WRITTEN TASK »
Make a verbatim copy of the entries below; pictures stay out.

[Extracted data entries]

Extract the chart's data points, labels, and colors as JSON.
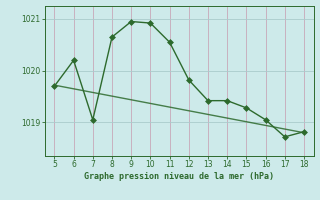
{
  "x": [
    5,
    6,
    7,
    8,
    9,
    10,
    11,
    12,
    13,
    14,
    15,
    16,
    17,
    18
  ],
  "y": [
    1019.7,
    1020.2,
    1019.05,
    1020.65,
    1020.95,
    1020.92,
    1020.55,
    1019.82,
    1019.42,
    1019.42,
    1019.28,
    1019.05,
    1018.72,
    1018.82
  ],
  "trend_x": [
    5,
    18
  ],
  "trend_y": [
    1019.72,
    1018.8
  ],
  "line_color": "#2d6a2d",
  "bg_color": "#cdeaea",
  "grid_color": "#aacccc",
  "xlabel": "Graphe pression niveau de la mer (hPa)",
  "yticks": [
    1019,
    1020,
    1021
  ],
  "xticks": [
    5,
    6,
    7,
    8,
    9,
    10,
    11,
    12,
    13,
    14,
    15,
    16,
    17,
    18
  ],
  "xlim": [
    4.5,
    18.5
  ],
  "ylim": [
    1018.35,
    1021.25
  ],
  "markersize": 3.0,
  "linewidth": 1.0,
  "trend_linewidth": 1.0
}
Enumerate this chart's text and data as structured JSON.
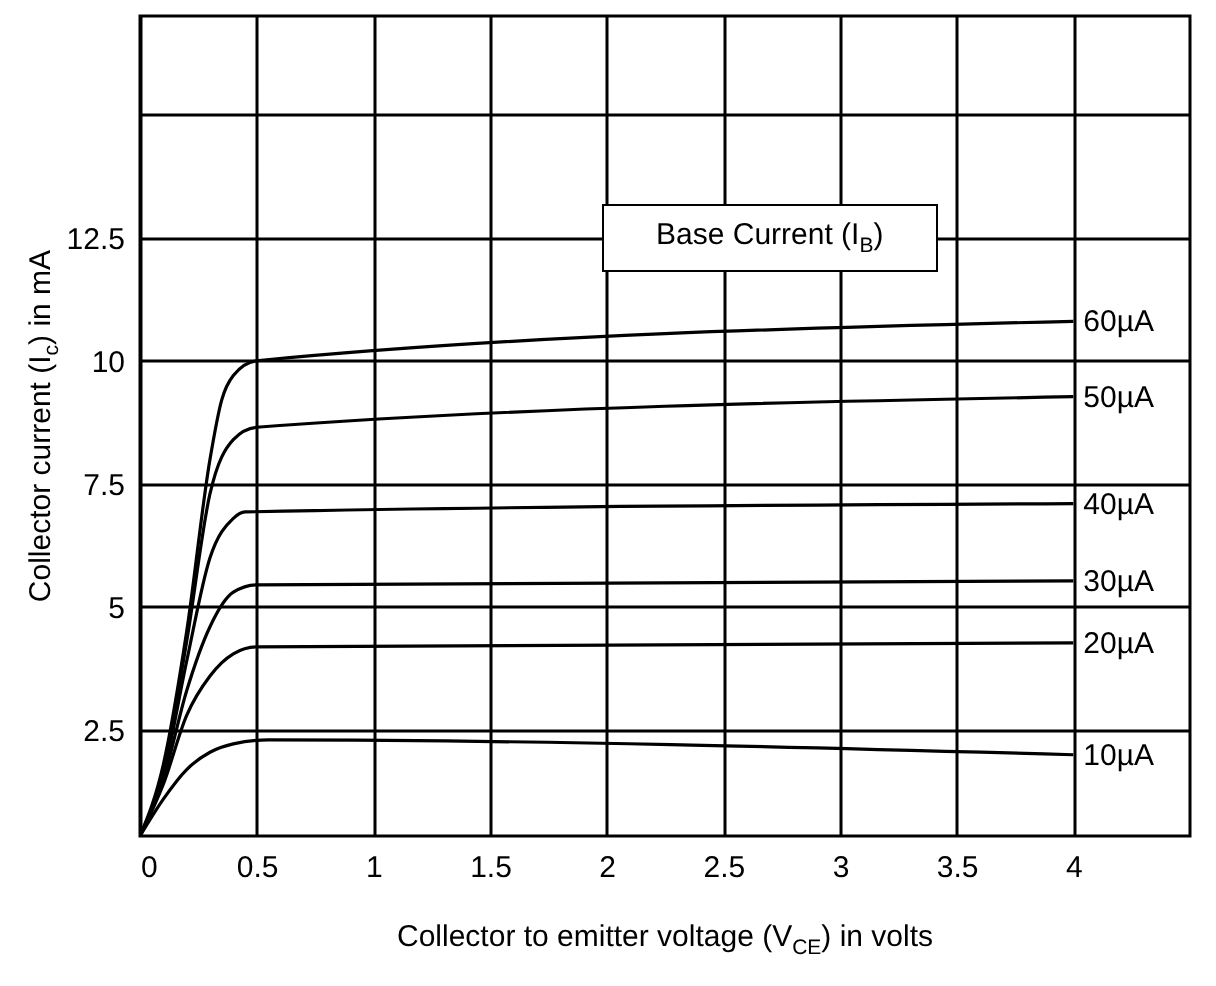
{
  "chart_data": {
    "type": "line",
    "xlabel": "Collector to emitter voltage (V$_{CE}$) in volts",
    "ylabel": "Collector current (I$_{c}$) in mA",
    "legend_title": "Base Current (I$_{B}$)",
    "xlim": [
      0,
      4.5
    ],
    "xticks": [
      0,
      0.5,
      1,
      1.5,
      2,
      2.5,
      3,
      3.5,
      4
    ],
    "ylim": [
      0.35,
      17
    ],
    "yticks": [
      2.5,
      5,
      7.5,
      10,
      12.5,
      {
        "value": 15,
        "label": null
      }
    ],
    "grid": true,
    "legend": false,
    "marker": "none",
    "line_style": "solid",
    "series": [
      {
        "name": "60µA",
        "color": "#000000",
        "x": [
          0,
          0.1,
          0.2,
          0.3,
          0.35,
          0.4,
          0.5,
          4
        ],
        "values": [
          0.35,
          1.8,
          4.5,
          8,
          9.2,
          9.7,
          10,
          10.8
        ]
      },
      {
        "name": "50µA",
        "color": "#000000",
        "x": [
          0,
          0.1,
          0.2,
          0.3,
          0.4,
          0.5,
          4
        ],
        "values": [
          0.35,
          1.7,
          4.3,
          7.3,
          8.4,
          8.65,
          9.27
        ]
      },
      {
        "name": "40µA",
        "color": "#000000",
        "x": [
          0,
          0.1,
          0.2,
          0.3,
          0.4,
          0.45,
          4
        ],
        "values": [
          0.35,
          1.6,
          3.9,
          6.0,
          6.8,
          6.93,
          7.1
        ]
      },
      {
        "name": "30µA",
        "color": "#000000",
        "x": [
          0,
          0.1,
          0.2,
          0.3,
          0.4,
          0.5,
          4
        ],
        "values": [
          0.35,
          1.5,
          3.3,
          4.6,
          5.3,
          5.45,
          5.53
        ]
      },
      {
        "name": "20µA",
        "color": "#000000",
        "x": [
          0,
          0.1,
          0.2,
          0.3,
          0.4,
          0.5,
          4
        ],
        "values": [
          0.35,
          1.4,
          2.8,
          3.6,
          4.05,
          4.19,
          4.27
        ]
      },
      {
        "name": "10µA",
        "color": "#000000",
        "x": [
          0,
          0.1,
          0.2,
          0.3,
          0.4,
          0.55,
          4
        ],
        "values": [
          0.35,
          1.1,
          1.7,
          2.05,
          2.22,
          2.3,
          2.0
        ]
      }
    ]
  }
}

SOLUTION FOR THIS PROBLEM »
Extract the chart's data points, labels, and colors as JSON.
{
  "x": [
    5,
    6,
    7,
    8,
    9,
    10,
    11,
    12,
    13,
    14,
    15,
    16,
    17,
    18
  ],
  "y": [
    1019.7,
    1020.2,
    1019.05,
    1020.65,
    1020.95,
    1020.92,
    1020.55,
    1019.82,
    1019.42,
    1019.42,
    1019.28,
    1019.05,
    1018.72,
    1018.82
  ],
  "trend_x": [
    5,
    18
  ],
  "trend_y": [
    1019.72,
    1018.8
  ],
  "line_color": "#2d6a2d",
  "bg_color": "#cdeaea",
  "grid_color": "#aacccc",
  "xlabel": "Graphe pression niveau de la mer (hPa)",
  "yticks": [
    1019,
    1020,
    1021
  ],
  "xticks": [
    5,
    6,
    7,
    8,
    9,
    10,
    11,
    12,
    13,
    14,
    15,
    16,
    17,
    18
  ],
  "xlim": [
    4.5,
    18.5
  ],
  "ylim": [
    1018.35,
    1021.25
  ],
  "markersize": 3.0,
  "linewidth": 1.0,
  "trend_linewidth": 1.0
}
Enumerate this chart's text and data as structured JSON.
{
  "chart_data": {
    "type": "line",
    "xlabel": "Collector to emitter voltage (V$_{CE}$) in volts",
    "ylabel": "Collector current (I$_{c}$) in mA",
    "legend_title": "Base Current (I$_{B}$)",
    "xlim": [
      0,
      4.5
    ],
    "xticks": [
      0,
      0.5,
      1,
      1.5,
      2,
      2.5,
      3,
      3.5,
      4
    ],
    "ylim": [
      0.35,
      17
    ],
    "yticks": [
      2.5,
      5,
      7.5,
      10,
      12.5,
      {
        "value": 15,
        "label": null
      }
    ],
    "grid": true,
    "legend": false,
    "marker": "none",
    "line_style": "solid",
    "series": [
      {
        "name": "60µA",
        "color": "#000000",
        "x": [
          0,
          0.1,
          0.2,
          0.3,
          0.35,
          0.4,
          0.5,
          4
        ],
        "values": [
          0.35,
          1.8,
          4.5,
          8,
          9.2,
          9.7,
          10,
          10.8
        ]
      },
      {
        "name": "50µA",
        "color": "#000000",
        "x": [
          0,
          0.1,
          0.2,
          0.3,
          0.4,
          0.5,
          4
        ],
        "values": [
          0.35,
          1.7,
          4.3,
          7.3,
          8.4,
          8.65,
          9.27
        ]
      },
      {
        "name": "40µA",
        "color": "#000000",
        "x": [
          0,
          0.1,
          0.2,
          0.3,
          0.4,
          0.45,
          4
        ],
        "values": [
          0.35,
          1.6,
          3.9,
          6.0,
          6.8,
          6.93,
          7.1
        ]
      },
      {
        "name": "30µA",
        "color": "#000000",
        "x": [
          0,
          0.1,
          0.2,
          0.3,
          0.4,
          0.5,
          4
        ],
        "values": [
          0.35,
          1.5,
          3.3,
          4.6,
          5.3,
          5.45,
          5.53
        ]
      },
      {
        "name": "20µA",
        "color": "#000000",
        "x": [
          0,
          0.1,
          0.2,
          0.3,
          0.4,
          0.5,
          4
        ],
        "values": [
          0.35,
          1.4,
          2.8,
          3.6,
          4.05,
          4.19,
          4.27
        ]
      },
      {
        "name": "10µA",
        "color": "#000000",
        "x": [
          0,
          0.1,
          0.2,
          0.3,
          0.4,
          0.55,
          4
        ],
        "values": [
          0.35,
          1.1,
          1.7,
          2.05,
          2.22,
          2.3,
          2.0
        ]
      }
    ]
  }
}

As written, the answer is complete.